▸ **WHAT IS ASKED**
Word for word, copy all the data and drop the pictures.

▸ **RECORDS**

------------------------------------

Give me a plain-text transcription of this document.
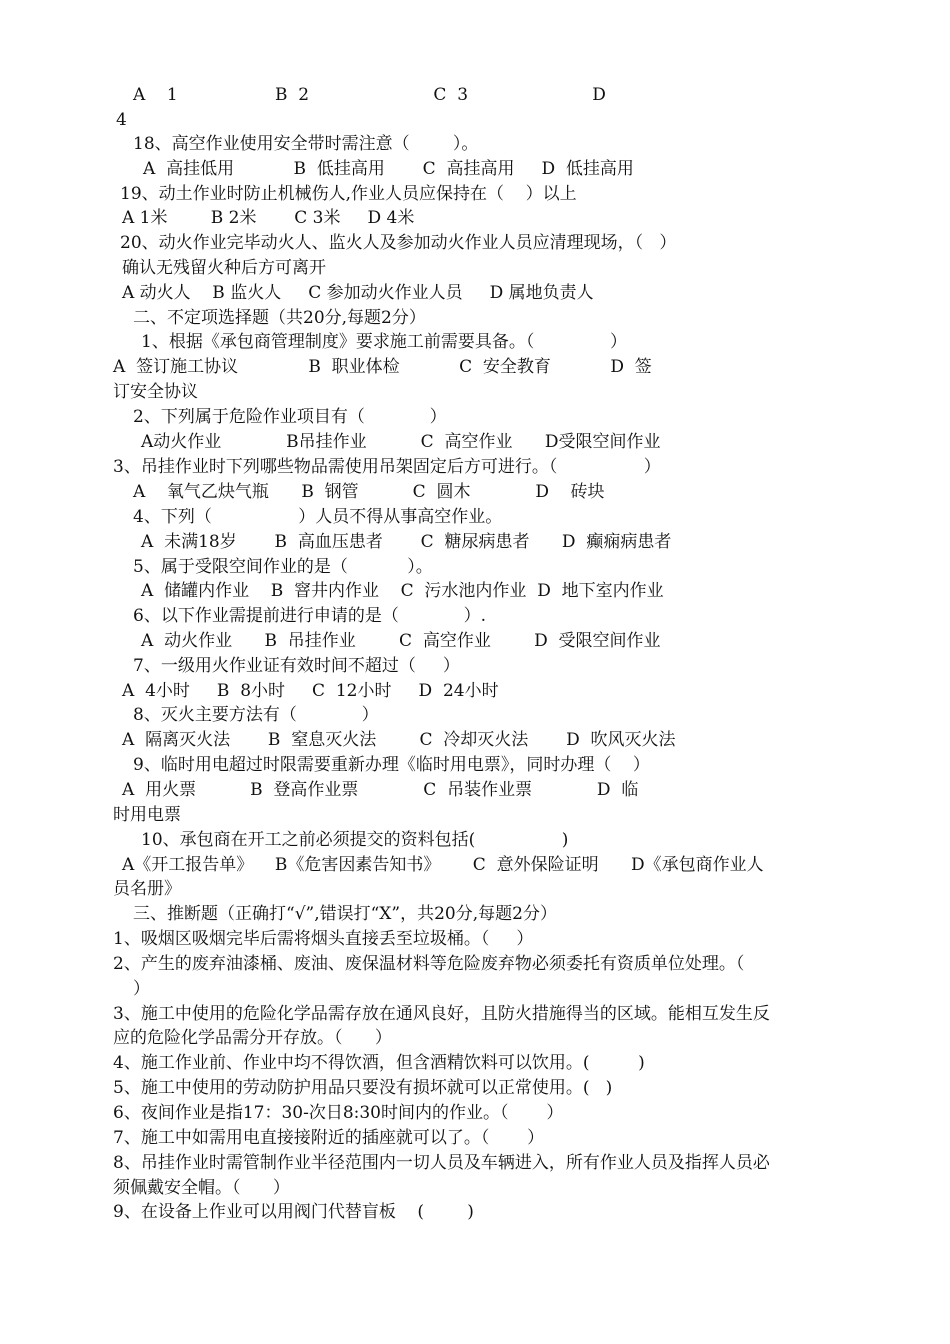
A    1                  B  2                       C  3                       D
4
18、高空作业使用安全带时需注意（        ）。
A  高挂低用           B  低挂高用       C  高挂高用     D  低挂高用
19、动土作业时防止机械伤人,作业人员应保持在（    ）以上
A 1米        B 2米       C 3米     D 4米
20、动火作业完毕动火人、监火人及参加动火作业人员应清理现场，（   ）
确认无残留火种后方可离开
A 动火人    B 监火人     C 参加动火作业人员     D 属地负责人
二、不定项选择题（共20分,每题2分）
1、根据《承包商管理制度》要求施工前需要具备。（              ）
A  签订施工协议             B  职业体检           C  安全教育           D  签
订安全协议
2、下列属于危险作业项目有（            ）
A动火作业            B吊挂作业          C  高空作业      D受限空间作业
3、吊挂作业时下列哪些物品需使用吊架固定后方可进行。（                ）
A    氧气乙炔气瓶      B  钢管          C  圆木            D    砖块
4、下列（                ）人员不得从事高空作业。
A  未满18岁       B  高血压患者       C  糖尿病患者      D  癫痫病患者
5、属于受限空间作业的是（           ）。
A  储罐内作业    B  窨井内作业    C  污水池内作业  D  地下室内作业
6、以下作业需提前进行申请的是（            ）.
A  动火作业      B  吊挂作业        C  高空作业        D  受限空间作业
7、一级用火作业证有效时间不超过（     ）
A  4小时     B  8小时     C  12小时     D  24小时
8、灭火主要方法有（            ）
A  隔离灭火法       B  窒息灭火法        C  冷却灭火法       D  吹风灭火法
9、临时用电超过时限需要重新办理《临时用电票》，同时办理（    ）
A  用火票          B  登高作业票            C  吊装作业票            D  临
时用电票
10、承包商在开工之前必须提交的资料包括(                )
A《开工报告单》    B《危害因素告知书》      C  意外保险证明      D《承包商作业人
员名册》
三、推断题（正确打“√”,错误打“X”，共20分,每题2分）
1、吸烟区吸烟完毕后需将烟头直接丢至垃圾桶。（     ）
2、产生的废弃油漆桶、废油、废保温材料等危险废弃物必须委托有资质单位处理。（
）
3、施工中使用的危险化学品需存放在通风良好，且防火措施得当的区域。能相互发生反
应的危险化学品需分开存放。（      ）
4、施工作业前、作业中均不得饮酒，但含酒精饮料可以饮用。(         )
5、施工中使用的劳动防护用品只要没有损坏就可以正常使用。(   )
6、夜间作业是指17：30-次日8:30时间内的作业。（       ）
7、施工中如需用电直接接附近的插座就可以了。（       ）
8、吊挂作业时需管制作业半径范围内一切人员及车辆进入，所有作业人员及指挥人员必
须佩戴安全帽。（      ）
9、在设备上作业可以用阀门代替盲板    (        )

------------------------------------

▸ **RESULT FOR THIS TASK**
Give me a plain-text transcription of this document.
A    1                  B  2                       C  3                       D
4
18、高空作业使用安全带时需注意（        ）。
A  高挂低用           B  低挂高用       C  高挂高用     D  低挂高用
19、动土作业时防止机械伤人,作业人员应保持在（    ）以上
A 1米        B 2米       C 3米     D 4米
20、动火作业完毕动火人、监火人及参加动火作业人员应清理现场，（   ）
确认无残留火种后方可离开
A 动火人    B 监火人     C 参加动火作业人员     D 属地负责人
二、不定项选择题（共20分,每题2分）
1、根据《承包商管理制度》要求施工前需要具备。（              ）
A  签订施工协议             B  职业体检           C  安全教育           D  签
订安全协议
2、下列属于危险作业项目有（            ）
A动火作业            B吊挂作业          C  高空作业      D受限空间作业
3、吊挂作业时下列哪些物品需使用吊架固定后方可进行。（                ）
A    氧气乙炔气瓶      B  钢管          C  圆木            D    砖块
4、下列（                ）人员不得从事高空作业。
A  未满18岁       B  高血压患者       C  糖尿病患者      D  癫痫病患者
5、属于受限空间作业的是（           ）。
A  储罐内作业    B  窨井内作业    C  污水池内作业  D  地下室内作业
6、以下作业需提前进行申请的是（            ）.
A  动火作业      B  吊挂作业        C  高空作业        D  受限空间作业
7、一级用火作业证有效时间不超过（     ）
A  4小时     B  8小时     C  12小时     D  24小时
8、灭火主要方法有（            ）
A  隔离灭火法       B  窒息灭火法        C  冷却灭火法       D  吹风灭火法
9、临时用电超过时限需要重新办理《临时用电票》，同时办理（    ）
A  用火票          B  登高作业票            C  吊装作业票            D  临
时用电票
10、承包商在开工之前必须提交的资料包括(                )
A《开工报告单》    B《危害因素告知书》      C  意外保险证明      D《承包商作业人
员名册》
三、推断题（正确打“√”,错误打“X”，共20分,每题2分）
1、吸烟区吸烟完毕后需将烟头直接丢至垃圾桶。（     ）
2、产生的废弃油漆桶、废油、废保温材料等危险废弃物必须委托有资质单位处理。（
）
3、施工中使用的危险化学品需存放在通风良好，且防火措施得当的区域。能相互发生反
应的危险化学品需分开存放。（      ）
4、施工作业前、作业中均不得饮酒，但含酒精饮料可以饮用。(         )
5、施工中使用的劳动防护用品只要没有损坏就可以正常使用。(   )
6、夜间作业是指17：30-次日8:30时间内的作业。（       ）
7、施工中如需用电直接接附近的插座就可以了。（       ）
8、吊挂作业时需管制作业半径范围内一切人员及车辆进入，所有作业人员及指挥人员必
须佩戴安全帽。（      ）
9、在设备上作业可以用阀门代替盲板    (        )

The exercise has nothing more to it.